* **INSTRUCTION**: Lines that include the word "minutes" are the ones to copy.

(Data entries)
* * *

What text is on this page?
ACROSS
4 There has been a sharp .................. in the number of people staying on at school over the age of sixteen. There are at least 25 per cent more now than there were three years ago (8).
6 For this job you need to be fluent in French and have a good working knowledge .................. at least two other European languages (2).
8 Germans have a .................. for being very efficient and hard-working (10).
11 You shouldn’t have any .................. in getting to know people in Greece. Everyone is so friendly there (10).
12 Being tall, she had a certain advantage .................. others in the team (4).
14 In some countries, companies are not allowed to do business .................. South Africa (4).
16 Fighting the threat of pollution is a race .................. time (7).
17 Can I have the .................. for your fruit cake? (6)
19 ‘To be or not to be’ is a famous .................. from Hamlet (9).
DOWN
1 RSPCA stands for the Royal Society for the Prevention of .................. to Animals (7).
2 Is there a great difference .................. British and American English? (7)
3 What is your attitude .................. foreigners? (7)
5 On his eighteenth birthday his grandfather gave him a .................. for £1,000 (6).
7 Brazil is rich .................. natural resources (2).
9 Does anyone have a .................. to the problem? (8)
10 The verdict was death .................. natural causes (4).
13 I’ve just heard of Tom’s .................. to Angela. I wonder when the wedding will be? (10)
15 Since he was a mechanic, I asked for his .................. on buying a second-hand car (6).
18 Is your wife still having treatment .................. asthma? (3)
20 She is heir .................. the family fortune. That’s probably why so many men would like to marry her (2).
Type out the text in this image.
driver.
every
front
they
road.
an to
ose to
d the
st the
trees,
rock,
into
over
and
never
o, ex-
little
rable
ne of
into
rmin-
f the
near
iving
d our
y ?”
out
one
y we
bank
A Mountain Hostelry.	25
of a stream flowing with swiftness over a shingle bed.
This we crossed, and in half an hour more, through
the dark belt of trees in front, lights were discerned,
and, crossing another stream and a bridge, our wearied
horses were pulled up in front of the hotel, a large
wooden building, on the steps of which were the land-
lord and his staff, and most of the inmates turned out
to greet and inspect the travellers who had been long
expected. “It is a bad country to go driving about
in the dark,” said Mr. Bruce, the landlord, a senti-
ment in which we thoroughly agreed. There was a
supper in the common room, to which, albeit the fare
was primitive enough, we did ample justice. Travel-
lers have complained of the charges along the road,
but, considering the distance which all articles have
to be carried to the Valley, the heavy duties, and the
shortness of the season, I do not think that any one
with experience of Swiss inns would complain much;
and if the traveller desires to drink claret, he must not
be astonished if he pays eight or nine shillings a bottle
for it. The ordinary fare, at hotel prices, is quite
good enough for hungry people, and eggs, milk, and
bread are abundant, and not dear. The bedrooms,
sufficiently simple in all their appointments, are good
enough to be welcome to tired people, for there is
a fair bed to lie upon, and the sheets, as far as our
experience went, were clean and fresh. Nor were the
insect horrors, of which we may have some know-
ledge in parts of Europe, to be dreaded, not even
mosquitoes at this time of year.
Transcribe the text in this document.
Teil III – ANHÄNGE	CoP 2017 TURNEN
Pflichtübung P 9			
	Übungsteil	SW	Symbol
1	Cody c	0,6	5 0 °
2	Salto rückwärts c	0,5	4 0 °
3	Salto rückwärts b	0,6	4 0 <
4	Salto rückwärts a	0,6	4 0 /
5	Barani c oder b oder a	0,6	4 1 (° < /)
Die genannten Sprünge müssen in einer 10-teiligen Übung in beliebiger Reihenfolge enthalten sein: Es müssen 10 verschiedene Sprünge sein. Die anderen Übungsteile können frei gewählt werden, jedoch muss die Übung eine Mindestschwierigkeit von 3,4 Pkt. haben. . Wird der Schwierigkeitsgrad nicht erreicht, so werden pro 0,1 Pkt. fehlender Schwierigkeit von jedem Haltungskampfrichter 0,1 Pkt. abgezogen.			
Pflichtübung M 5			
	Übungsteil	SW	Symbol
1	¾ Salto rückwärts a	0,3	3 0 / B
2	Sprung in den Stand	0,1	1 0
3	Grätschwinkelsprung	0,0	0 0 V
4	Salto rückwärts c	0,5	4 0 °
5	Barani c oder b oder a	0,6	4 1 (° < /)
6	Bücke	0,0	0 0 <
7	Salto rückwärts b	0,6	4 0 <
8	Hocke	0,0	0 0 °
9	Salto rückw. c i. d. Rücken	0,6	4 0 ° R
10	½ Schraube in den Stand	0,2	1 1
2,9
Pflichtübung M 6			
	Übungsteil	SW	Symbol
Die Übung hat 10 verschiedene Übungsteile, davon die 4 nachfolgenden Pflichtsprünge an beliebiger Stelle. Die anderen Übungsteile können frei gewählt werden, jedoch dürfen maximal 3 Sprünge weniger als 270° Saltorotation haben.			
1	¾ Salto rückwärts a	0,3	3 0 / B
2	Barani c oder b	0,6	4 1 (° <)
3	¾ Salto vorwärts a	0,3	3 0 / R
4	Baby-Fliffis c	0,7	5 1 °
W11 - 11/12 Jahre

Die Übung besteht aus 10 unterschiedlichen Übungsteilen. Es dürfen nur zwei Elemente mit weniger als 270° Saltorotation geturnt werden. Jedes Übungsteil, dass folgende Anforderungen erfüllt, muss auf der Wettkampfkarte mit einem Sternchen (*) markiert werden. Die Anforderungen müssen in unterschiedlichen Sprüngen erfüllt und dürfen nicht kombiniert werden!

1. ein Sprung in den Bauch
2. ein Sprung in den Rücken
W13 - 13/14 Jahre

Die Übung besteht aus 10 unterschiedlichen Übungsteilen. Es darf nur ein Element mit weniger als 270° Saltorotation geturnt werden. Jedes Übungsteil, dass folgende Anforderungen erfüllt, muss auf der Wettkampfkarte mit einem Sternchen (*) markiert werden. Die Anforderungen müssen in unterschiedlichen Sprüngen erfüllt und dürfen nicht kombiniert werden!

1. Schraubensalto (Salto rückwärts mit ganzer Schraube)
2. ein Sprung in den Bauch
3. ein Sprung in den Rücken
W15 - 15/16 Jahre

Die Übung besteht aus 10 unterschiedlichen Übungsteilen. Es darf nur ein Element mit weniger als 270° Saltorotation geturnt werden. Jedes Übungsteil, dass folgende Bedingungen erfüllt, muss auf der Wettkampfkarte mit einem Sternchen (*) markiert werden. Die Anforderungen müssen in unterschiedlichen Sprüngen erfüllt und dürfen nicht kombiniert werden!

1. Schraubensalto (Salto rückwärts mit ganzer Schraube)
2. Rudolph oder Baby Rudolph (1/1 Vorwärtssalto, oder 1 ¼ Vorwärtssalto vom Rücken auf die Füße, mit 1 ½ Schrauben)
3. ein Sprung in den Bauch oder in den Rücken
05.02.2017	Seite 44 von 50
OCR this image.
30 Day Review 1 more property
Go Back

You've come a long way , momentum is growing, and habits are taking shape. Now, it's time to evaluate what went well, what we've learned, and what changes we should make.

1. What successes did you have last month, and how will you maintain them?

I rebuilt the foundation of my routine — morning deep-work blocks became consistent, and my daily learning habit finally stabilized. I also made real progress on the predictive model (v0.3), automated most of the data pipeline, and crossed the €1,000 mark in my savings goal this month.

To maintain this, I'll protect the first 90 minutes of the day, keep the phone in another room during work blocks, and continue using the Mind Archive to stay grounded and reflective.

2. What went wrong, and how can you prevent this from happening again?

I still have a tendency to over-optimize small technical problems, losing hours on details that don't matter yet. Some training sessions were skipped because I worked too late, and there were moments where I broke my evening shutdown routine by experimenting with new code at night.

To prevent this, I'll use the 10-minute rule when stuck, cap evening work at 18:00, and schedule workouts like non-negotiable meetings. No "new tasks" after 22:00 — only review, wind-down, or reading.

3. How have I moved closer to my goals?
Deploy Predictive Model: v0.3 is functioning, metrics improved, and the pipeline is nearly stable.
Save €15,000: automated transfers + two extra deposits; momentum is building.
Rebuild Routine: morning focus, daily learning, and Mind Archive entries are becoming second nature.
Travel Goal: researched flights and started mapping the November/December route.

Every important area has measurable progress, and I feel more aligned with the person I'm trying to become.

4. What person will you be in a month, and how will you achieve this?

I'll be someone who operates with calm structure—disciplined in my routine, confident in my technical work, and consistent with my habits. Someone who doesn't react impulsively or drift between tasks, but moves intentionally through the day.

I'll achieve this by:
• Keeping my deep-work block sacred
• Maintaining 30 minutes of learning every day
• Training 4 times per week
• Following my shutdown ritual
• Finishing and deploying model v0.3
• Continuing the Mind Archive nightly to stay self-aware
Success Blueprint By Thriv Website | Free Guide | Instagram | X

* * *

* **WRITTEN SOLUTION**:
To maintain this, I'll protect the first 90 minutes of the day, keep the phone in another room during work blocks, and continue using the Mind Archive to stay grounded and reflective.
• Maintaining 30 minutes of learning every day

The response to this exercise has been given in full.